Quote the rows below word for word, starting with the first row and ending with the row that contains "gust-point bbox=[663, 185, 668, 190]". Include both of those rows.

• INFORMATION PROVIDED
....

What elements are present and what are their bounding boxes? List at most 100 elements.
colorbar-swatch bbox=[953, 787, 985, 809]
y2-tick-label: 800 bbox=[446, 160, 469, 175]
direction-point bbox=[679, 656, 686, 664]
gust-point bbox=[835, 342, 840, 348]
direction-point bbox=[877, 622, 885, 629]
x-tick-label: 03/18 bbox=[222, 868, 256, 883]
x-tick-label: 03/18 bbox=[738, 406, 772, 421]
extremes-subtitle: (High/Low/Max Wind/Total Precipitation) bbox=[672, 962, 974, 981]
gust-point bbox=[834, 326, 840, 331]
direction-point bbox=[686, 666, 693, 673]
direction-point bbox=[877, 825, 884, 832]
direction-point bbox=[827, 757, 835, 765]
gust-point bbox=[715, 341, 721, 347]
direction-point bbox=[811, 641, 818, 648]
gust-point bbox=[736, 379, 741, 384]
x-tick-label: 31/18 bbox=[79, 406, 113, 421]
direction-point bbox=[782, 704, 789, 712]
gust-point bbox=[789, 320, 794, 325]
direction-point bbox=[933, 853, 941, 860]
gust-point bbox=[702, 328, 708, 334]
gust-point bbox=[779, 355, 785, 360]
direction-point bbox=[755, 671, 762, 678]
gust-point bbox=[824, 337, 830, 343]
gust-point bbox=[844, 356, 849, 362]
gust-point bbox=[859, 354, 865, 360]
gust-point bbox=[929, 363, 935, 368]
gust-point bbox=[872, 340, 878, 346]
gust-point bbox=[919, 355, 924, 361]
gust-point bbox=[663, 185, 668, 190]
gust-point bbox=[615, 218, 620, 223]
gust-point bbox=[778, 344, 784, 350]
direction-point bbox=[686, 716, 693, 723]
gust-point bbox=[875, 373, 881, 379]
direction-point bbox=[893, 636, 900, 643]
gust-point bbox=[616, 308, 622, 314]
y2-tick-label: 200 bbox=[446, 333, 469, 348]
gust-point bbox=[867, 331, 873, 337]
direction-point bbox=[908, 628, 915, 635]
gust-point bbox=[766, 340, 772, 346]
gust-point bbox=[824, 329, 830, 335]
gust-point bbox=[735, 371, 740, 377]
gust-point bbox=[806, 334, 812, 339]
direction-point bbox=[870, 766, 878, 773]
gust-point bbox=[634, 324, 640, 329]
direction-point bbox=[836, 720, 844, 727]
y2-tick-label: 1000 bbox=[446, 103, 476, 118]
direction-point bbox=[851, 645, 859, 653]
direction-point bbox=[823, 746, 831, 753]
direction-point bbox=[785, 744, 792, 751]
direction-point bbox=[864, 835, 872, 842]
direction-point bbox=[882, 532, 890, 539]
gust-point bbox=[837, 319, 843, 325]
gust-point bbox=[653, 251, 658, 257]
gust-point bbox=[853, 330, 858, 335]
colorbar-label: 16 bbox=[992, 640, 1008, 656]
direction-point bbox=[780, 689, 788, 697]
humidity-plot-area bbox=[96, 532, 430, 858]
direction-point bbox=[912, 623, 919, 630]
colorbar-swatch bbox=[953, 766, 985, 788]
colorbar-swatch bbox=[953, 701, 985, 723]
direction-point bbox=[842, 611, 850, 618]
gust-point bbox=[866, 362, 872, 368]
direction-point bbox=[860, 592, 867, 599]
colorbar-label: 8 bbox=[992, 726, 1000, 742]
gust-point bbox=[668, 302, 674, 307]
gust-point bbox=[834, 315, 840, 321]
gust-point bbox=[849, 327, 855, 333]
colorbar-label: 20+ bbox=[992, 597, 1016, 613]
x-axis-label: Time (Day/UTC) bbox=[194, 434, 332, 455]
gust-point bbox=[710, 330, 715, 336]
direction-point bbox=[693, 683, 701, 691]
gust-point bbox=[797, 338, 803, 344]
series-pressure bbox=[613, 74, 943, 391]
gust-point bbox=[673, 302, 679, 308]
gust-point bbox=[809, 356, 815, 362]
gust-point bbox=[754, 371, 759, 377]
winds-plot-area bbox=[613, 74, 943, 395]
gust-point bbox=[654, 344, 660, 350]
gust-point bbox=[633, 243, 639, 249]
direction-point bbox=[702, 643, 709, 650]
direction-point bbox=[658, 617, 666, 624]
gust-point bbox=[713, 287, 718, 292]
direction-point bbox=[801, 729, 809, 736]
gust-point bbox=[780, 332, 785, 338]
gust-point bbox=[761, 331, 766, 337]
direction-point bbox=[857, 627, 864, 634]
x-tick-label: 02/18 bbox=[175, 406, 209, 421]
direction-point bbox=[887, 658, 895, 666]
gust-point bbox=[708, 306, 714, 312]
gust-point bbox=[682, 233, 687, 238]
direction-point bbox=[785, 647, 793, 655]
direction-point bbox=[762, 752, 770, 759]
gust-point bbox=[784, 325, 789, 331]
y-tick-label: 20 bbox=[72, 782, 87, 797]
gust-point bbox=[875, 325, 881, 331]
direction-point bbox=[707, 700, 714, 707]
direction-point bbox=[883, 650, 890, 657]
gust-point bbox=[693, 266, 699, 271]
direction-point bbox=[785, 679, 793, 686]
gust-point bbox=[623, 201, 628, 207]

....

• CORRECT RESPONSE
What elements are present and what are their bounding boxes? List at most 100 elements.
colorbar-swatch bbox=[953, 787, 985, 809]
y2-tick-label: 800 bbox=[446, 160, 469, 175]
direction-point bbox=[679, 656, 686, 664]
gust-point bbox=[835, 342, 840, 348]
direction-point bbox=[877, 622, 885, 629]
x-tick-label: 03/18 bbox=[222, 868, 256, 883]
x-tick-label: 03/18 bbox=[738, 406, 772, 421]
extremes-subtitle: (High/Low/Max Wind/Total Precipitation) bbox=[672, 962, 974, 981]
gust-point bbox=[834, 326, 840, 331]
direction-point bbox=[686, 666, 693, 673]
direction-point bbox=[877, 825, 884, 832]
direction-point bbox=[827, 757, 835, 765]
gust-point bbox=[715, 341, 721, 347]
direction-point bbox=[811, 641, 818, 648]
gust-point bbox=[736, 379, 741, 384]
x-tick-label: 31/18 bbox=[79, 406, 113, 421]
direction-point bbox=[782, 704, 789, 712]
gust-point bbox=[789, 320, 794, 325]
direction-point bbox=[933, 853, 941, 860]
gust-point bbox=[702, 328, 708, 334]
gust-point bbox=[779, 355, 785, 360]
direction-point bbox=[755, 671, 762, 678]
gust-point bbox=[824, 337, 830, 343]
gust-point bbox=[844, 356, 849, 362]
gust-point bbox=[859, 354, 865, 360]
gust-point bbox=[929, 363, 935, 368]
gust-point bbox=[872, 340, 878, 346]
gust-point bbox=[919, 355, 924, 361]
gust-point bbox=[663, 185, 668, 190]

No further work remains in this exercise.